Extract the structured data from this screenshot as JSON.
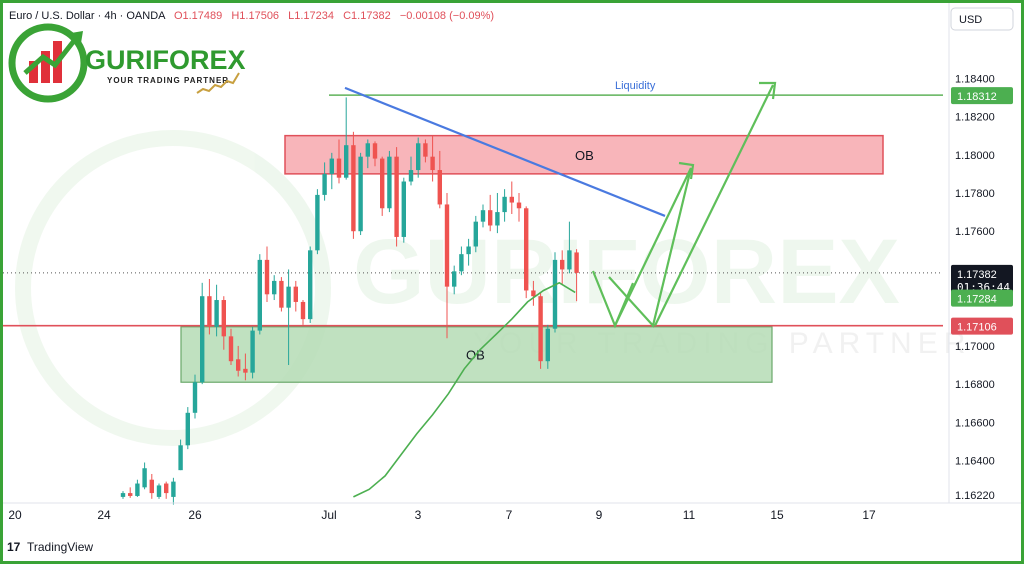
{
  "header": {
    "symbol": "Euro / U.S. Dollar · 4h · OANDA",
    "open": "O1.17489",
    "high": "H1.17506",
    "low": "L1.17234",
    "close": "C1.17382",
    "change": "−0.00108 (−0.09%)"
  },
  "currency_label": "USD",
  "brand": {
    "name": "GURIFOREX",
    "tagline": "YOUR TRADING PARTNER",
    "watermark_name": "GURIFOREX",
    "watermark_tagline": "YOUR TRADING PARTNER"
  },
  "footer": {
    "logo_mark": "17",
    "logo_text": "TradingView"
  },
  "colors": {
    "up": "#26a69a",
    "down": "#ef5350",
    "ob_red_fill": "#f7a8ae",
    "ob_green_fill": "#b5dcb5",
    "trendline": "#4a7ae0",
    "support": "#e0505a",
    "liquidity_line": "#5fb25a",
    "arrows": "#5fbf5a",
    "moving_average": "#4caf50",
    "frame": "#3aa336"
  },
  "price_badges": [
    {
      "value": "1.18312",
      "color": "#4caf50"
    },
    {
      "value": "1.17382",
      "sub": "01:36:44",
      "color": "#131722"
    },
    {
      "value": "1.17284",
      "color": "#4caf50"
    },
    {
      "value": "1.17106",
      "color": "#e0505a"
    }
  ],
  "chart_data": {
    "type": "candlestick",
    "title": "Euro / U.S. Dollar · 4h · OANDA",
    "y_ticks": [
      "1.18400",
      "1.18200",
      "1.18000",
      "1.17800",
      "1.17600",
      "1.17000",
      "1.16800",
      "1.16600",
      "1.16400",
      "1.16220"
    ],
    "x_ticks": [
      "20",
      "24",
      "26",
      "Jul",
      "3",
      "7",
      "9",
      "11",
      "15",
      "17"
    ],
    "ylim": [
      1.1622,
      1.1848
    ],
    "grid": false,
    "annotations": {
      "liquidity": {
        "label": "Liquidity",
        "price": 1.18312
      },
      "ob_upper": {
        "label": "OB",
        "top": 1.181,
        "bottom": 1.179
      },
      "ob_lower": {
        "label": "OB",
        "top": 1.171,
        "bottom": 1.1681
      },
      "support": 1.17106,
      "current_price": 1.17382
    },
    "candles": [
      [
        1.1621,
        1.1624,
        1.162,
        1.1623
      ],
      [
        1.1623,
        1.1626,
        1.16205,
        1.16215
      ],
      [
        1.16215,
        1.163,
        1.1621,
        1.1628
      ],
      [
        1.1626,
        1.1639,
        1.1625,
        1.1636
      ],
      [
        1.163,
        1.1633,
        1.162,
        1.1623
      ],
      [
        1.1621,
        1.1628,
        1.162,
        1.1627
      ],
      [
        1.1628,
        1.1629,
        1.162,
        1.1623
      ],
      [
        1.1621,
        1.1631,
        1.1617,
        1.1629
      ],
      [
        1.1635,
        1.1651,
        1.1635,
        1.1648
      ],
      [
        1.1648,
        1.1668,
        1.1646,
        1.1665
      ],
      [
        1.1665,
        1.1685,
        1.1662,
        1.1681
      ],
      [
        1.1681,
        1.1733,
        1.168,
        1.1726
      ],
      [
        1.1726,
        1.1735,
        1.1706,
        1.171
      ],
      [
        1.171,
        1.1732,
        1.1705,
        1.1724
      ],
      [
        1.1724,
        1.1726,
        1.1698,
        1.1705
      ],
      [
        1.1705,
        1.1709,
        1.169,
        1.1692
      ],
      [
        1.1693,
        1.17,
        1.1684,
        1.1687
      ],
      [
        1.1688,
        1.1696,
        1.1682,
        1.1686
      ],
      [
        1.1686,
        1.171,
        1.1683,
        1.1708
      ],
      [
        1.1708,
        1.1748,
        1.1706,
        1.1745
      ],
      [
        1.1745,
        1.1752,
        1.1723,
        1.1727
      ],
      [
        1.1727,
        1.1737,
        1.1724,
        1.1734
      ],
      [
        1.1734,
        1.1736,
        1.1718,
        1.172
      ],
      [
        1.172,
        1.174,
        1.169,
        1.1731
      ],
      [
        1.1731,
        1.1734,
        1.1718,
        1.1723
      ],
      [
        1.1723,
        1.1724,
        1.1711,
        1.1714
      ],
      [
        1.1714,
        1.1752,
        1.1712,
        1.175
      ],
      [
        1.175,
        1.1782,
        1.1748,
        1.1779
      ],
      [
        1.1779,
        1.1796,
        1.1776,
        1.179
      ],
      [
        1.179,
        1.1801,
        1.1782,
        1.1798
      ],
      [
        1.1798,
        1.1808,
        1.1785,
        1.1788
      ],
      [
        1.1788,
        1.183,
        1.1787,
        1.1805
      ],
      [
        1.1805,
        1.1812,
        1.1756,
        1.176
      ],
      [
        1.176,
        1.1801,
        1.1758,
        1.1799
      ],
      [
        1.1799,
        1.1808,
        1.1793,
        1.1806
      ],
      [
        1.1806,
        1.1807,
        1.1794,
        1.1798
      ],
      [
        1.1798,
        1.1799,
        1.1768,
        1.1772
      ],
      [
        1.1772,
        1.1802,
        1.177,
        1.1799
      ],
      [
        1.1799,
        1.1804,
        1.1752,
        1.1757
      ],
      [
        1.1757,
        1.1788,
        1.1754,
        1.1786
      ],
      [
        1.1786,
        1.1799,
        1.1784,
        1.1792
      ],
      [
        1.1792,
        1.1809,
        1.1788,
        1.1806
      ],
      [
        1.1806,
        1.1808,
        1.1796,
        1.1799
      ],
      [
        1.1799,
        1.181,
        1.1786,
        1.1792
      ],
      [
        1.1792,
        1.1802,
        1.1772,
        1.1774
      ],
      [
        1.1774,
        1.178,
        1.1704,
        1.1731
      ],
      [
        1.1731,
        1.1742,
        1.1727,
        1.1739
      ],
      [
        1.1739,
        1.1752,
        1.1737,
        1.1748
      ],
      [
        1.1748,
        1.1756,
        1.1742,
        1.1752
      ],
      [
        1.1752,
        1.1768,
        1.1749,
        1.1765
      ],
      [
        1.1765,
        1.1774,
        1.1762,
        1.1771
      ],
      [
        1.1771,
        1.1779,
        1.176,
        1.1763
      ],
      [
        1.1763,
        1.178,
        1.1759,
        1.177
      ],
      [
        1.177,
        1.1782,
        1.1765,
        1.1778
      ],
      [
        1.1778,
        1.1786,
        1.1769,
        1.1775
      ],
      [
        1.1775,
        1.178,
        1.1765,
        1.1772
      ],
      [
        1.1772,
        1.1773,
        1.1725,
        1.1729
      ],
      [
        1.1729,
        1.1734,
        1.1721,
        1.1726
      ],
      [
        1.1726,
        1.1728,
        1.1688,
        1.1692
      ],
      [
        1.1692,
        1.1711,
        1.1688,
        1.1709
      ],
      [
        1.1709,
        1.1749,
        1.1707,
        1.1745
      ],
      [
        1.1745,
        1.175,
        1.1732,
        1.174
      ],
      [
        1.174,
        1.1765,
        1.1738,
        1.175
      ],
      [
        1.17489,
        1.17506,
        1.17234,
        1.17382
      ]
    ],
    "moving_average": [
      [
        1.1622,
        1.1621
      ],
      [
        1.1626,
        1.1625
      ],
      [
        1.164,
        1.1632
      ],
      [
        1.166,
        1.1643
      ],
      [
        1.1678,
        1.1654
      ],
      [
        1.1692,
        1.1664
      ],
      [
        1.17,
        1.1675
      ],
      [
        1.1706,
        1.1688
      ],
      [
        1.1711,
        1.1698
      ],
      [
        1.1716,
        1.1706
      ],
      [
        1.172,
        1.1714
      ],
      [
        1.1725,
        1.1723
      ],
      [
        1.1729,
        1.1729
      ],
      [
        1.173,
        1.1733
      ],
      [
        1.173,
        1.1728
      ]
    ]
  }
}
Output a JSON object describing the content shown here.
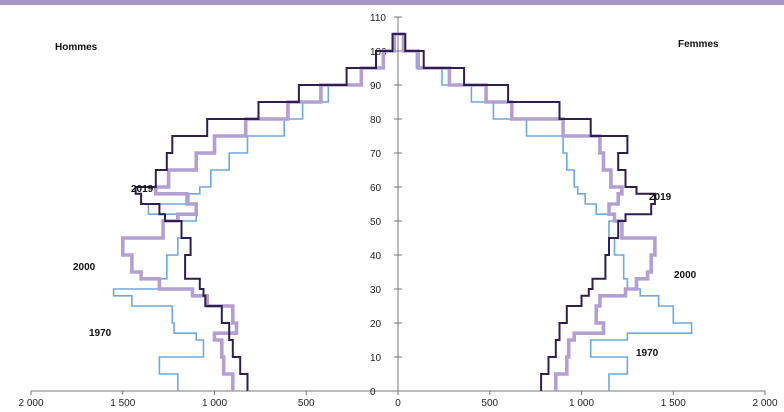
{
  "colors": {
    "top_bar": "#a994c8",
    "year_1970": "#6fa8dc",
    "year_2000": "#b4a0d0",
    "year_2019": "#2e1f4e"
  },
  "chart_data": {
    "type": "line",
    "subtype": "population-pyramid-step",
    "title": "",
    "xlabel": "",
    "ylabel": "",
    "sides": {
      "left": "Hommes",
      "right": "Femmes"
    },
    "xlim_per_side": [
      0,
      2000
    ],
    "x_ticks": [
      "2 000",
      "1 500",
      "1 000",
      "500",
      "0",
      "500",
      "1 000",
      "1 500",
      "2 000"
    ],
    "ylim": [
      0,
      110
    ],
    "y_ticks": [
      "0",
      "10",
      "20",
      "30",
      "40",
      "50",
      "60",
      "70",
      "80",
      "90",
      "100",
      "110"
    ],
    "grid": false,
    "legend": "none",
    "ages": [
      0,
      5,
      10,
      15,
      17,
      20,
      25,
      28,
      30,
      33,
      35,
      40,
      45,
      50,
      52,
      55,
      58,
      60,
      65,
      70,
      75,
      80,
      85,
      90,
      95,
      100,
      105
    ],
    "series": [
      {
        "name": "1970",
        "label_hommes": "1970",
        "label_femmes": "1970",
        "hommes": [
          1200,
          1300,
          1060,
          1100,
          1220,
          1230,
          1450,
          1550,
          1300,
          1260,
          1260,
          1200,
          1180,
          1100,
          1360,
          1140,
          1080,
          1020,
          920,
          820,
          620,
          520,
          380,
          200,
          80,
          20,
          0
        ],
        "femmes": [
          1150,
          1250,
          1050,
          1250,
          1600,
          1500,
          1420,
          1320,
          1250,
          1230,
          1230,
          1180,
          1150,
          1180,
          1080,
          1020,
          980,
          960,
          920,
          900,
          700,
          520,
          400,
          240,
          100,
          30,
          0
        ]
      },
      {
        "name": "2000",
        "label_hommes": "2000",
        "label_femmes": "2000",
        "hommes": [
          900,
          950,
          960,
          1000,
          880,
          900,
          1040,
          1120,
          1300,
          1400,
          1450,
          1500,
          1280,
          1200,
          1100,
          1150,
          1320,
          1250,
          1100,
          1000,
          830,
          600,
          420,
          200,
          80,
          20,
          0
        ],
        "femmes": [
          860,
          920,
          930,
          960,
          1120,
          1080,
          1100,
          1240,
          1300,
          1360,
          1380,
          1400,
          1220,
          1180,
          1150,
          1200,
          1220,
          1160,
          1120,
          1100,
          900,
          620,
          480,
          280,
          110,
          30,
          0
        ]
      },
      {
        "name": "2019",
        "label_hommes": "2019",
        "label_femmes": "2019",
        "hommes": [
          820,
          860,
          900,
          920,
          920,
          960,
          1050,
          1060,
          1080,
          1160,
          1160,
          1130,
          1180,
          1270,
          1300,
          1400,
          1430,
          1320,
          1260,
          1230,
          1040,
          760,
          540,
          280,
          120,
          30,
          0
        ],
        "femmes": [
          780,
          820,
          860,
          880,
          880,
          920,
          1000,
          1040,
          1060,
          1130,
          1130,
          1150,
          1200,
          1240,
          1380,
          1400,
          1300,
          1240,
          1200,
          1250,
          1050,
          880,
          600,
          360,
          140,
          40,
          0
        ]
      }
    ]
  }
}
◇ ◇ ◇
Read the data above and pull out each line that holds the string "YOUR".

-- FULL SOLUTION --
    "tagline": "YOUR TRADING PARTNER",
    "watermark_tagline": "YOUR TRADING PARTNER"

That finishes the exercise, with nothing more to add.